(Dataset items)
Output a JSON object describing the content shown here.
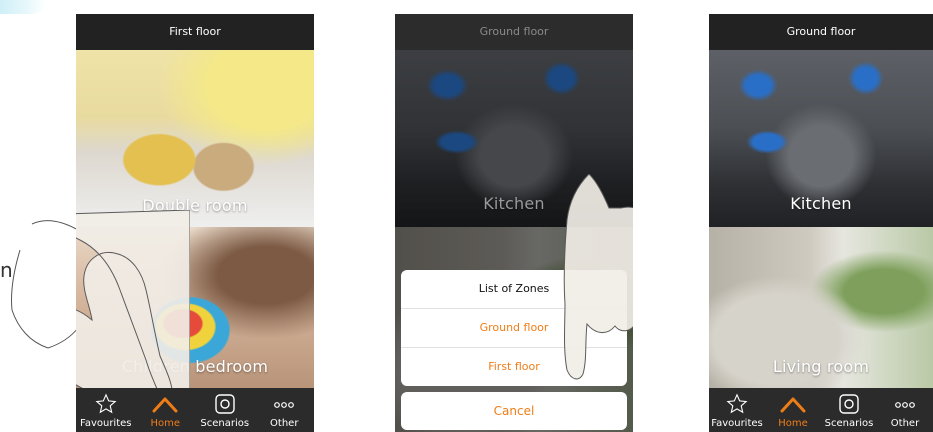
{
  "side_text": "n",
  "screen1": {
    "header": "First floor",
    "tiles": [
      {
        "label": "Double room"
      },
      {
        "label": "Children bedroom"
      }
    ],
    "nav": [
      {
        "label": "Favourites",
        "icon": "star-icon"
      },
      {
        "label": "Home",
        "icon": "home-icon"
      },
      {
        "label": "Scenarios",
        "icon": "scenarios-icon"
      },
      {
        "label": "Other",
        "icon": "more-icon"
      }
    ],
    "active_nav": "Home"
  },
  "screen2": {
    "header": "Ground floor",
    "tiles": [
      {
        "label": "Kitchen"
      }
    ],
    "popup": {
      "title": "List of Zones",
      "options": [
        "Ground floor",
        "First floor"
      ],
      "cancel": "Cancel"
    }
  },
  "screen3": {
    "header": "Ground floor",
    "tiles": [
      {
        "label": "Kitchen"
      },
      {
        "label": "Living room"
      }
    ],
    "nav": [
      {
        "label": "Favourites",
        "icon": "star-icon"
      },
      {
        "label": "Home",
        "icon": "home-icon"
      },
      {
        "label": "Scenarios",
        "icon": "scenarios-icon"
      },
      {
        "label": "Other",
        "icon": "more-icon"
      }
    ],
    "active_nav": "Home"
  },
  "colors": {
    "accent": "#ef7d17",
    "header_bg": "#222222",
    "nav_bg": "#2b2b2b"
  }
}
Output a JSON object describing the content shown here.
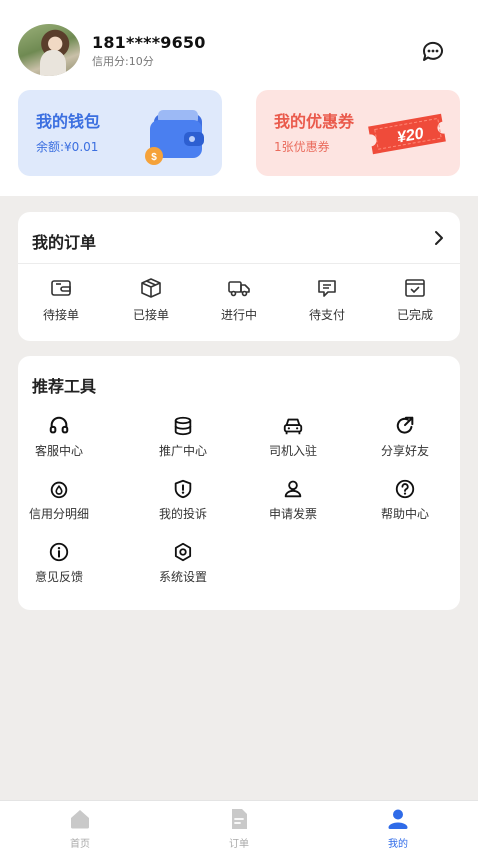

#### Task description
Give back every line exactly as it stands, pictures excluded.

#### Solved exercise
Output a JSON object describing the content shown here.
{
  "side_text": "n",
  "screen1": {
    "header": "First floor",
    "tiles": [
      {
        "label": "Double room"
      },
      {
        "label": "Children bedroom"
      }
    ],
    "nav": [
      {
        "label": "Favourites",
        "icon": "star-icon"
      },
      {
        "label": "Home",
        "icon": "home-icon"
      },
      {
        "label": "Scenarios",
        "icon": "scenarios-icon"
      },
      {
        "label": "Other",
        "icon": "more-icon"
      }
    ],
    "active_nav": "Home"
  },
  "screen2": {
    "header": "Ground floor",
    "tiles": [
      {
        "label": "Kitchen"
      }
    ],
    "popup": {
      "title": "List of Zones",
      "options": [
        "Ground floor",
        "First floor"
      ],
      "cancel": "Cancel"
    }
  },
  "screen3": {
    "header": "Ground floor",
    "tiles": [
      {
        "label": "Kitchen"
      },
      {
        "label": "Living room"
      }
    ],
    "nav": [
      {
        "label": "Favourites",
        "icon": "star-icon"
      },
      {
        "label": "Home",
        "icon": "home-icon"
      },
      {
        "label": "Scenarios",
        "icon": "scenarios-icon"
      },
      {
        "label": "Other",
        "icon": "more-icon"
      }
    ],
    "active_nav": "Home"
  },
  "colors": {
    "accent": "#ef7d17",
    "header_bg": "#222222",
    "nav_bg": "#2b2b2b"
  }
}
Output a JSON object describing the content shown here.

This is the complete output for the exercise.